- [WHAT THE TASK ASKS] Copy out the whole listing exactly as written, leaving the pictures behind.

• • • •

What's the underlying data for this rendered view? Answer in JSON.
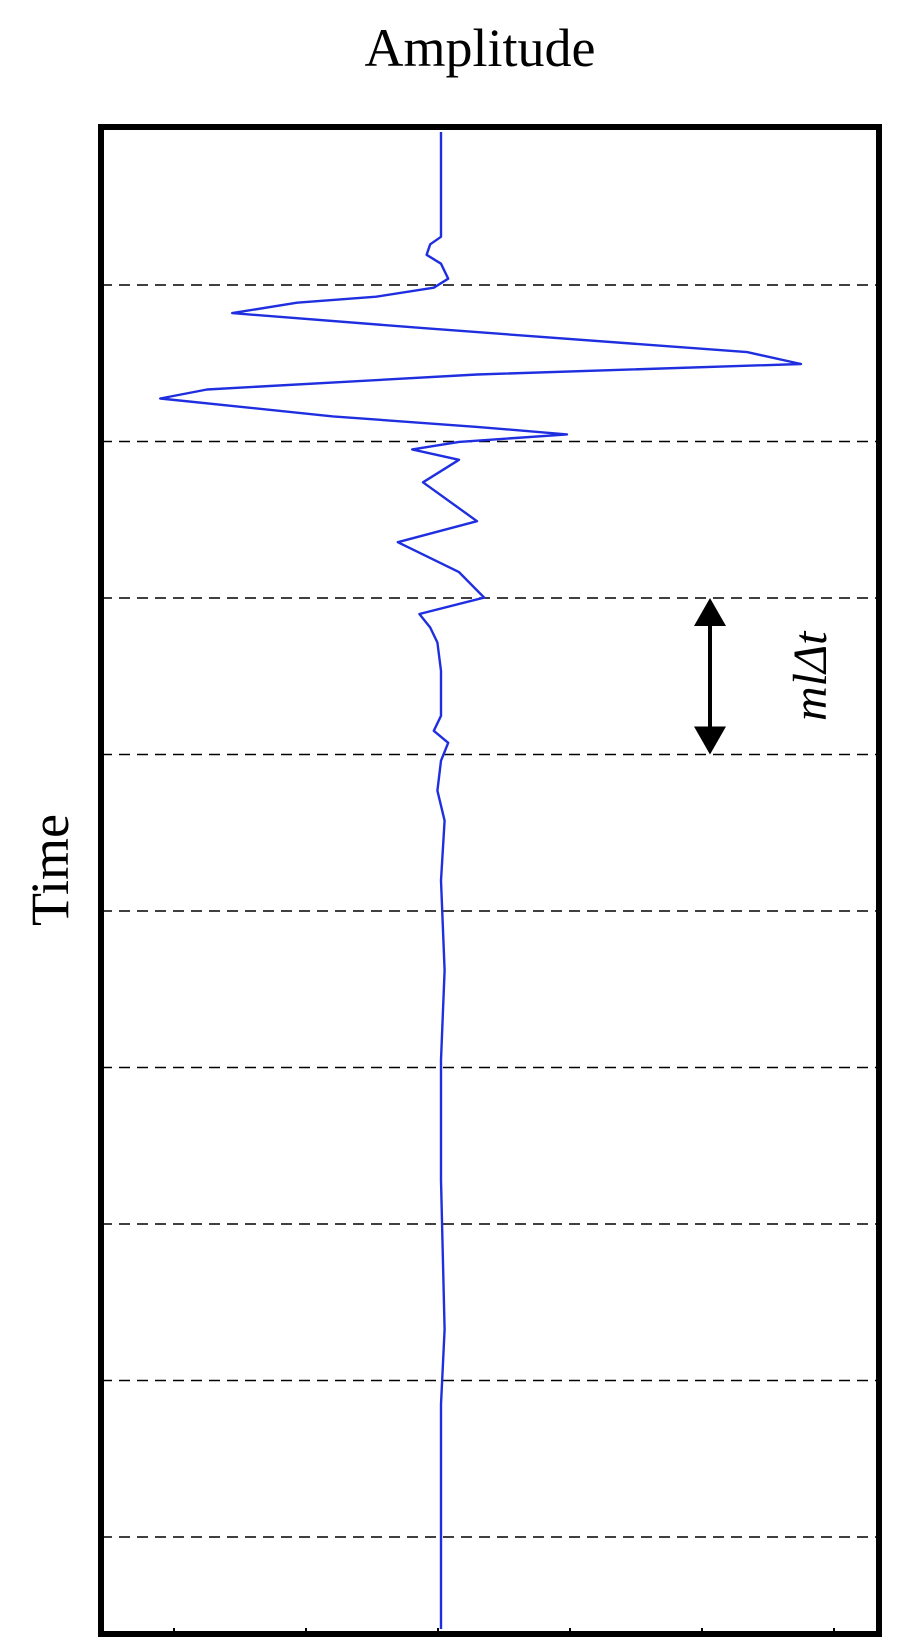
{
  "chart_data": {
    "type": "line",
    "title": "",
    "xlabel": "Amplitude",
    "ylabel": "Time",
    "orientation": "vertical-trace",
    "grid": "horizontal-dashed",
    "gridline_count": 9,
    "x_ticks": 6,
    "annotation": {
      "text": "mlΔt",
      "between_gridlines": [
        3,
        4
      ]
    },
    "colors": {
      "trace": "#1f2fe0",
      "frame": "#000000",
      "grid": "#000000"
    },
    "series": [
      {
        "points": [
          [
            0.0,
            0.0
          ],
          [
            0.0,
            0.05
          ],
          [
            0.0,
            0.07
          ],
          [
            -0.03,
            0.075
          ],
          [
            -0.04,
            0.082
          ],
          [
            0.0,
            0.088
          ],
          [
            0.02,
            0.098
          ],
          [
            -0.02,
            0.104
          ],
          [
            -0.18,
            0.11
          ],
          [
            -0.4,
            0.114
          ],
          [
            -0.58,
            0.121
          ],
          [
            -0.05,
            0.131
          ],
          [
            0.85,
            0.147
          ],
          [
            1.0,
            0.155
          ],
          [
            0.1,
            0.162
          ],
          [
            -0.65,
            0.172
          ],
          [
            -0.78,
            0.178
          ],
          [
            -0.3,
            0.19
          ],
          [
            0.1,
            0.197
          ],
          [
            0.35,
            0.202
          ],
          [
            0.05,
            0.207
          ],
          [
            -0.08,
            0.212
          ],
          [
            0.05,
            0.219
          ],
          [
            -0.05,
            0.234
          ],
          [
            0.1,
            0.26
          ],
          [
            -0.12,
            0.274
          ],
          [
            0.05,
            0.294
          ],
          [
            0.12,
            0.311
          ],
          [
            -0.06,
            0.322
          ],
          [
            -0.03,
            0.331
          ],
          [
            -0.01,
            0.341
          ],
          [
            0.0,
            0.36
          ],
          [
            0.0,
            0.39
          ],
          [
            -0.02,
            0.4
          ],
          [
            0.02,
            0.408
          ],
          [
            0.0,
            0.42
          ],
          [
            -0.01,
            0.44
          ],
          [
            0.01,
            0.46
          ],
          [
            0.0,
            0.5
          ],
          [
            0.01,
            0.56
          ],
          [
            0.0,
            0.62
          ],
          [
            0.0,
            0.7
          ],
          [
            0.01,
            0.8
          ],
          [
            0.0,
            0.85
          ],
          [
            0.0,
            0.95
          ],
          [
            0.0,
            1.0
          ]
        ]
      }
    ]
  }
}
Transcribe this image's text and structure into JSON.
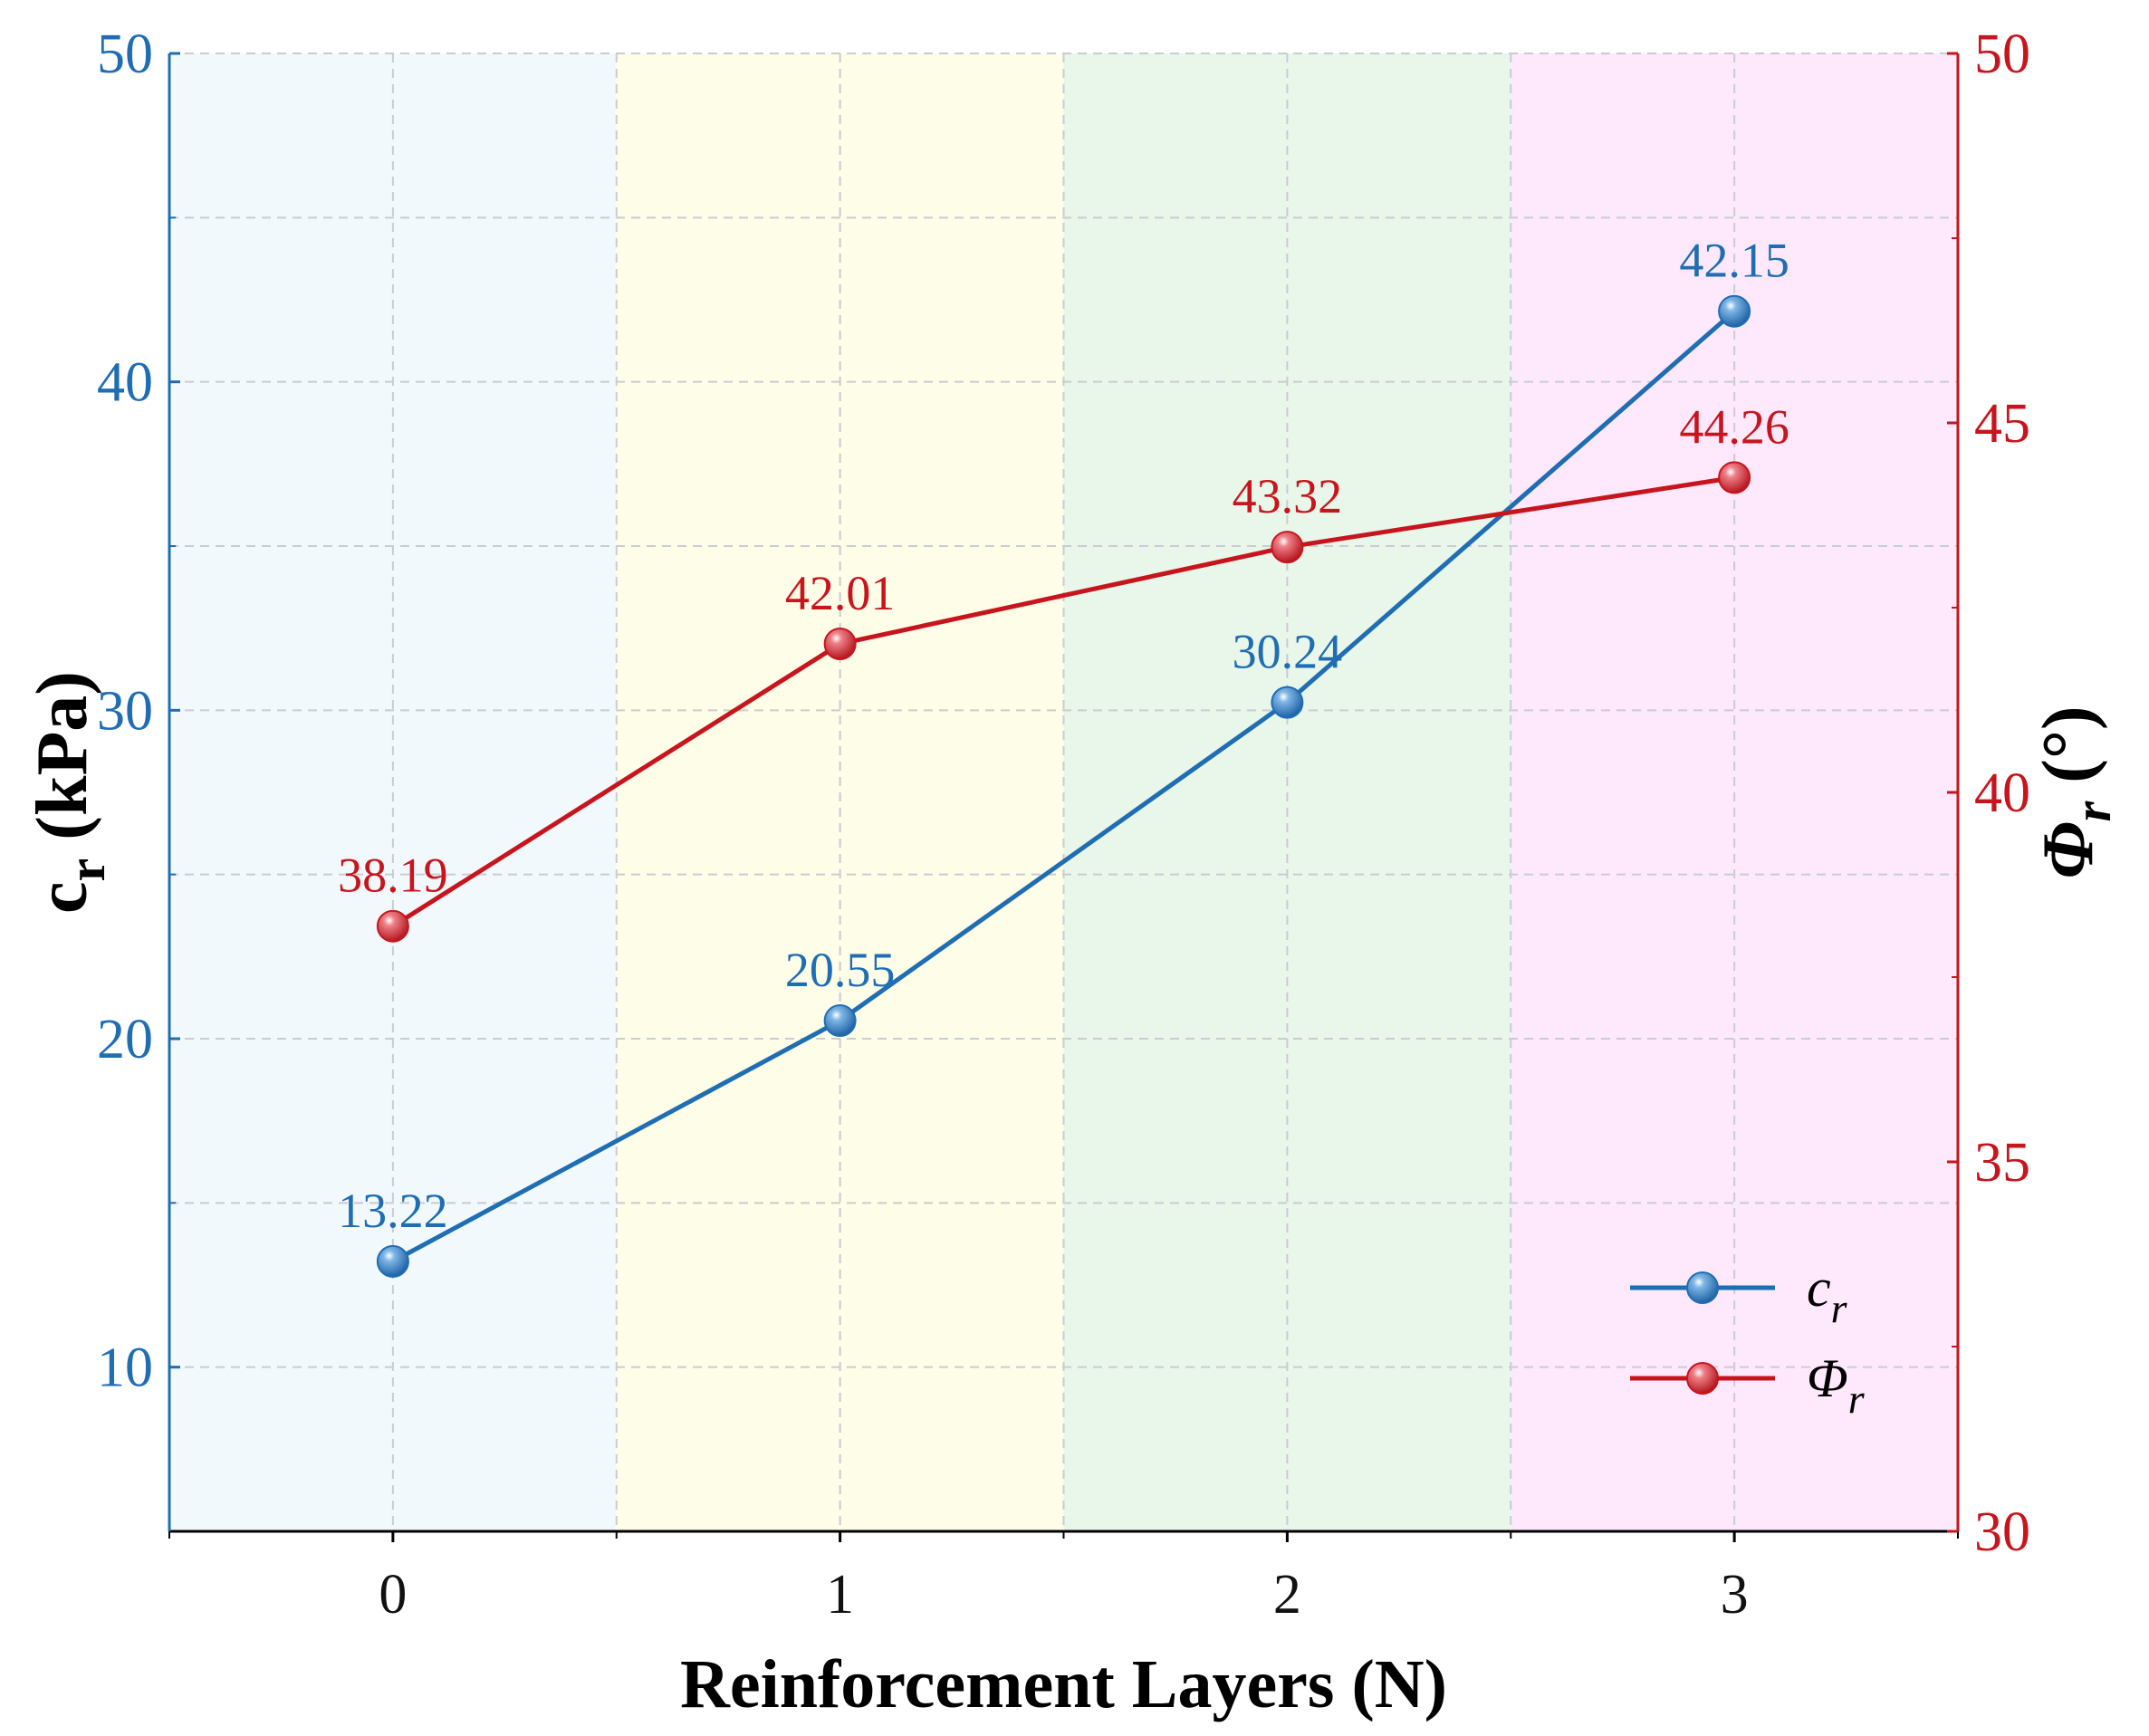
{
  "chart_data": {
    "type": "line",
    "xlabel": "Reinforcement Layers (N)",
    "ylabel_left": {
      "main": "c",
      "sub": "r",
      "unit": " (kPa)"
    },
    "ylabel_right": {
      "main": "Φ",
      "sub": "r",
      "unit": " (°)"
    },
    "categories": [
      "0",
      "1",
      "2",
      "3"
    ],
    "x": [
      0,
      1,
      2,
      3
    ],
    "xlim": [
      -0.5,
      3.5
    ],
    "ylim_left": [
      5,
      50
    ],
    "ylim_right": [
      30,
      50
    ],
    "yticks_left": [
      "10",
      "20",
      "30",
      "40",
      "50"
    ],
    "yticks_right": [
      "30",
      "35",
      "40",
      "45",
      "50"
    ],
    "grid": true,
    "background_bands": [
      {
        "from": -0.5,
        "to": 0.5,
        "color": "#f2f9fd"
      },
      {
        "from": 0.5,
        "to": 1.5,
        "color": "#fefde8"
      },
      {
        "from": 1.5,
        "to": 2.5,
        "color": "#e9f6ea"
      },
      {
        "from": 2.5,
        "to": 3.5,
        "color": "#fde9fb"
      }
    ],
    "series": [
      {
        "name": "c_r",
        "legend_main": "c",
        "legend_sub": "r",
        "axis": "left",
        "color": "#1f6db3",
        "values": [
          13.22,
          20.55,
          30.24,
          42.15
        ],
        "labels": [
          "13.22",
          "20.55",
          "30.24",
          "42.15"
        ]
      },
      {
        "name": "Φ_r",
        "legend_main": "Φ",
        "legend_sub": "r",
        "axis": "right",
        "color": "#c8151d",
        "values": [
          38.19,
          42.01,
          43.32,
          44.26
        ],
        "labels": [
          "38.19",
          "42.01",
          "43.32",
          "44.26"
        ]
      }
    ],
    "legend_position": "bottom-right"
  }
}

• • • •

- [EXERCISE SOLUTION]
What's the underlying data for this rendered view? Answer in JSON.
{
  "chart_data": {
    "type": "line",
    "title": "",
    "xlabel": "Amplitude",
    "ylabel": "Time",
    "orientation": "vertical-trace",
    "grid": "horizontal-dashed",
    "gridline_count": 9,
    "x_ticks": 6,
    "annotation": {
      "text": "mlΔt",
      "between_gridlines": [
        3,
        4
      ]
    },
    "colors": {
      "trace": "#1f2fe0",
      "frame": "#000000",
      "grid": "#000000"
    },
    "series": [
      {
        "points": [
          [
            0.0,
            0.0
          ],
          [
            0.0,
            0.05
          ],
          [
            0.0,
            0.07
          ],
          [
            -0.03,
            0.075
          ],
          [
            -0.04,
            0.082
          ],
          [
            0.0,
            0.088
          ],
          [
            0.02,
            0.098
          ],
          [
            -0.02,
            0.104
          ],
          [
            -0.18,
            0.11
          ],
          [
            -0.4,
            0.114
          ],
          [
            -0.58,
            0.121
          ],
          [
            -0.05,
            0.131
          ],
          [
            0.85,
            0.147
          ],
          [
            1.0,
            0.155
          ],
          [
            0.1,
            0.162
          ],
          [
            -0.65,
            0.172
          ],
          [
            -0.78,
            0.178
          ],
          [
            -0.3,
            0.19
          ],
          [
            0.1,
            0.197
          ],
          [
            0.35,
            0.202
          ],
          [
            0.05,
            0.207
          ],
          [
            -0.08,
            0.212
          ],
          [
            0.05,
            0.219
          ],
          [
            -0.05,
            0.234
          ],
          [
            0.1,
            0.26
          ],
          [
            -0.12,
            0.274
          ],
          [
            0.05,
            0.294
          ],
          [
            0.12,
            0.311
          ],
          [
            -0.06,
            0.322
          ],
          [
            -0.03,
            0.331
          ],
          [
            -0.01,
            0.341
          ],
          [
            0.0,
            0.36
          ],
          [
            0.0,
            0.39
          ],
          [
            -0.02,
            0.4
          ],
          [
            0.02,
            0.408
          ],
          [
            0.0,
            0.42
          ],
          [
            -0.01,
            0.44
          ],
          [
            0.01,
            0.46
          ],
          [
            0.0,
            0.5
          ],
          [
            0.01,
            0.56
          ],
          [
            0.0,
            0.62
          ],
          [
            0.0,
            0.7
          ],
          [
            0.01,
            0.8
          ],
          [
            0.0,
            0.85
          ],
          [
            0.0,
            0.95
          ],
          [
            0.0,
            1.0
          ]
        ]
      }
    ]
  }
}
Transcribe this image's text and structure into JSON.
{
  "chart_data": {
    "type": "line",
    "xlabel": "Reinforcement Layers (N)",
    "ylabel_left": {
      "main": "c",
      "sub": "r",
      "unit": " (kPa)"
    },
    "ylabel_right": {
      "main": "Φ",
      "sub": "r",
      "unit": " (°)"
    },
    "categories": [
      "0",
      "1",
      "2",
      "3"
    ],
    "x": [
      0,
      1,
      2,
      3
    ],
    "xlim": [
      -0.5,
      3.5
    ],
    "ylim_left": [
      5,
      50
    ],
    "ylim_right": [
      30,
      50
    ],
    "yticks_left": [
      "10",
      "20",
      "30",
      "40",
      "50"
    ],
    "yticks_right": [
      "30",
      "35",
      "40",
      "45",
      "50"
    ],
    "grid": true,
    "background_bands": [
      {
        "from": -0.5,
        "to": 0.5,
        "color": "#f2f9fd"
      },
      {
        "from": 0.5,
        "to": 1.5,
        "color": "#fefde8"
      },
      {
        "from": 1.5,
        "to": 2.5,
        "color": "#e9f6ea"
      },
      {
        "from": 2.5,
        "to": 3.5,
        "color": "#fde9fb"
      }
    ],
    "series": [
      {
        "name": "c_r",
        "legend_main": "c",
        "legend_sub": "r",
        "axis": "left",
        "color": "#1f6db3",
        "values": [
          13.22,
          20.55,
          30.24,
          42.15
        ],
        "labels": [
          "13.22",
          "20.55",
          "30.24",
          "42.15"
        ]
      },
      {
        "name": "Φ_r",
        "legend_main": "Φ",
        "legend_sub": "r",
        "axis": "right",
        "color": "#c8151d",
        "values": [
          38.19,
          42.01,
          43.32,
          44.26
        ],
        "labels": [
          "38.19",
          "42.01",
          "43.32",
          "44.26"
        ]
      }
    ],
    "legend_position": "bottom-right"
  }
}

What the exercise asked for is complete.